(Data for this task Opens)

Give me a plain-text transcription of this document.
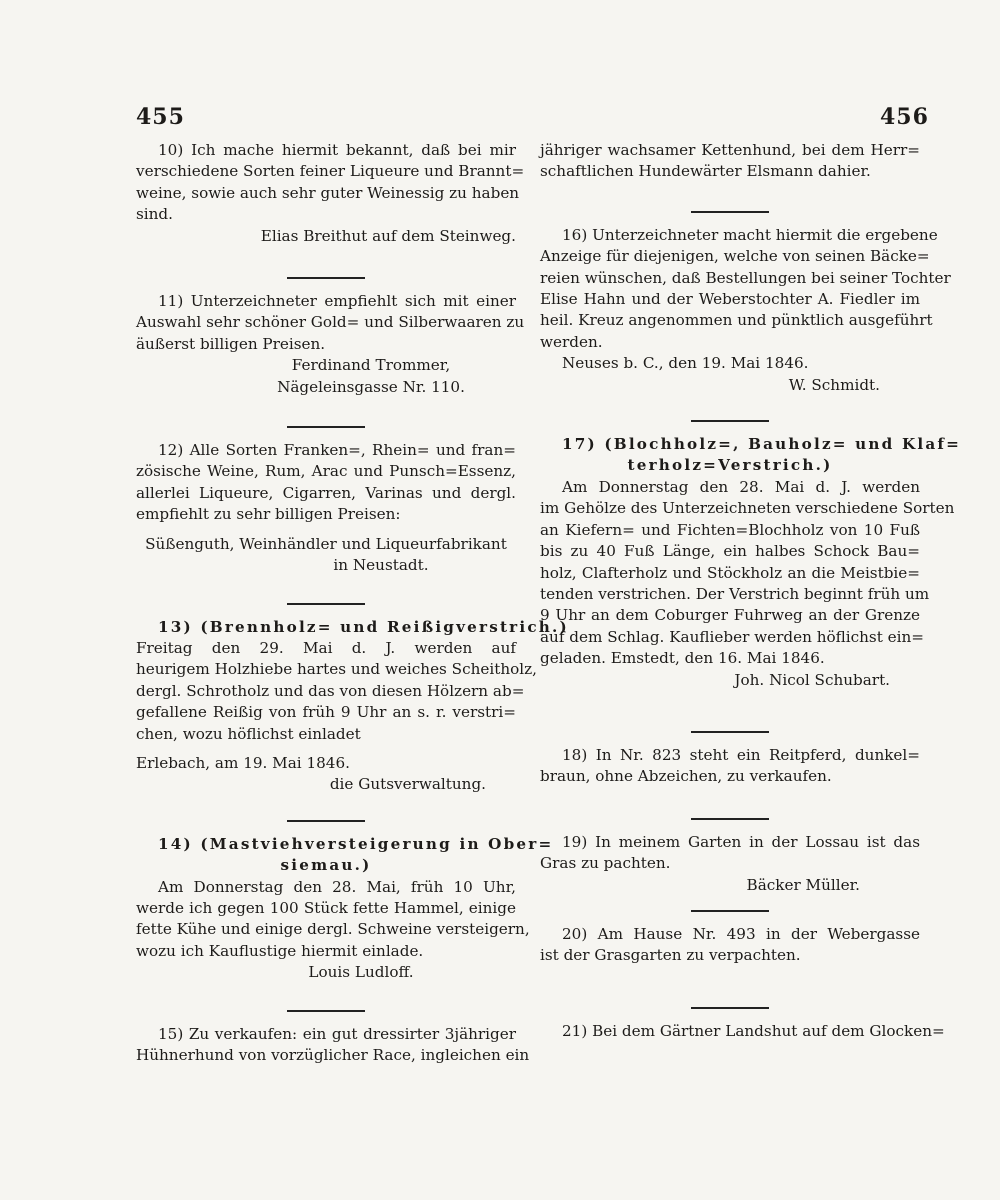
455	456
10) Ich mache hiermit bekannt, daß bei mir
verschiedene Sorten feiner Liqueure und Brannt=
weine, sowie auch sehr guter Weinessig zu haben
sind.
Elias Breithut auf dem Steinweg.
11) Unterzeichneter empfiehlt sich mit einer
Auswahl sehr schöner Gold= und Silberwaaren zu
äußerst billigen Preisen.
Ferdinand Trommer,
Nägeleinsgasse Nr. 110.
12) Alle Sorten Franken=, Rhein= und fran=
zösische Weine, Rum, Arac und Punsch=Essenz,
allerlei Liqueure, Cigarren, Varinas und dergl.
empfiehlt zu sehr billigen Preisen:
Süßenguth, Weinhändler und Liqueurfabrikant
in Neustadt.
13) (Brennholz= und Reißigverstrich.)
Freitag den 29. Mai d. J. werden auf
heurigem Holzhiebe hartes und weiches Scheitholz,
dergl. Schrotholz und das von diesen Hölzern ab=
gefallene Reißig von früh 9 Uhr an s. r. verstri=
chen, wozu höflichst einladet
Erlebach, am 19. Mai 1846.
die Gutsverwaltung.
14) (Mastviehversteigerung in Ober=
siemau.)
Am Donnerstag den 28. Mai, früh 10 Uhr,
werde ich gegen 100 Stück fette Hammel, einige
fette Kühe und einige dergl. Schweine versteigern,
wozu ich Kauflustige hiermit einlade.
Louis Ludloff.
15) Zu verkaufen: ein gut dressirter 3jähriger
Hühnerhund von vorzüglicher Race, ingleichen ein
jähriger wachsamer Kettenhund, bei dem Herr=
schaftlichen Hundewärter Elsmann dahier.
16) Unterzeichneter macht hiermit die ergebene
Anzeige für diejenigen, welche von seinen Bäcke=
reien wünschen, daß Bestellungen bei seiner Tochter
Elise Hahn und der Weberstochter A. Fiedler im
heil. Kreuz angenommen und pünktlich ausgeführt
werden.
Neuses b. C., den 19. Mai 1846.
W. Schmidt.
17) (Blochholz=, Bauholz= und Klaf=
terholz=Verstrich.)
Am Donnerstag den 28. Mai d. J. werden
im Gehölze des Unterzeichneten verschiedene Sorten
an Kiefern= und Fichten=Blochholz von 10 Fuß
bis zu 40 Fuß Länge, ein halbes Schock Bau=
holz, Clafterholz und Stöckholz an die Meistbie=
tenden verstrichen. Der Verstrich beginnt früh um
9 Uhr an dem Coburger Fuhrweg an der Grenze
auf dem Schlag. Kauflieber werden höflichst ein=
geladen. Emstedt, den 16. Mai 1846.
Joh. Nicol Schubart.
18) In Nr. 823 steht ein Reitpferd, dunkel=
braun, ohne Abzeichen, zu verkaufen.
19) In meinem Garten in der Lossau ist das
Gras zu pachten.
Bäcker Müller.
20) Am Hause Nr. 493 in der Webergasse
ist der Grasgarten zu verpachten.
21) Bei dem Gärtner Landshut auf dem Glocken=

(Data for this task Closes)

## [Work required]
Please return the material above unchanged, with every picture removed.

## [Result of this task]
Give me a plain-text transcription of this document.
455	456
10) Ich mache hiermit bekannt, daß bei mir
verschiedene Sorten feiner Liqueure und Brannt=
weine, sowie auch sehr guter Weinessig zu haben
sind.
Elias Breithut auf dem Steinweg.
11) Unterzeichneter empfiehlt sich mit einer
Auswahl sehr schöner Gold= und Silberwaaren zu
äußerst billigen Preisen.
Ferdinand Trommer,
Nägeleinsgasse Nr. 110.
12) Alle Sorten Franken=, Rhein= und fran=
zösische Weine, Rum, Arac und Punsch=Essenz,
allerlei Liqueure, Cigarren, Varinas und dergl.
empfiehlt zu sehr billigen Preisen:
Süßenguth, Weinhändler und Liqueurfabrikant
in Neustadt.
13) (Brennholz= und Reißigverstrich.)
Freitag den 29. Mai d. J. werden auf
heurigem Holzhiebe hartes und weiches Scheitholz,
dergl. Schrotholz und das von diesen Hölzern ab=
gefallene Reißig von früh 9 Uhr an s. r. verstri=
chen, wozu höflichst einladet
Erlebach, am 19. Mai 1846.
die Gutsverwaltung.
14) (Mastviehversteigerung in Ober=
siemau.)
Am Donnerstag den 28. Mai, früh 10 Uhr,
werde ich gegen 100 Stück fette Hammel, einige
fette Kühe und einige dergl. Schweine versteigern,
wozu ich Kauflustige hiermit einlade.
Louis Ludloff.
15) Zu verkaufen: ein gut dressirter 3jähriger
Hühnerhund von vorzüglicher Race, ingleichen ein
jähriger wachsamer Kettenhund, bei dem Herr=
schaftlichen Hundewärter Elsmann dahier.
16) Unterzeichneter macht hiermit die ergebene
Anzeige für diejenigen, welche von seinen Bäcke=
reien wünschen, daß Bestellungen bei seiner Tochter
Elise Hahn und der Weberstochter A. Fiedler im
heil. Kreuz angenommen und pünktlich ausgeführt
werden.
Neuses b. C., den 19. Mai 1846.
W. Schmidt.
17) (Blochholz=, Bauholz= und Klaf=
terholz=Verstrich.)
Am Donnerstag den 28. Mai d. J. werden
im Gehölze des Unterzeichneten verschiedene Sorten
an Kiefern= und Fichten=Blochholz von 10 Fuß
bis zu 40 Fuß Länge, ein halbes Schock Bau=
holz, Clafterholz und Stöckholz an die Meistbie=
tenden verstrichen. Der Verstrich beginnt früh um
9 Uhr an dem Coburger Fuhrweg an der Grenze
auf dem Schlag. Kauflieber werden höflichst ein=
geladen. Emstedt, den 16. Mai 1846.
Joh. Nicol Schubart.
18) In Nr. 823 steht ein Reitpferd, dunkel=
braun, ohne Abzeichen, zu verkaufen.
19) In meinem Garten in der Lossau ist das
Gras zu pachten.
Bäcker Müller.
20) Am Hause Nr. 493 in der Webergasse
ist der Grasgarten zu verpachten.
21) Bei dem Gärtner Landshut auf dem Glocken=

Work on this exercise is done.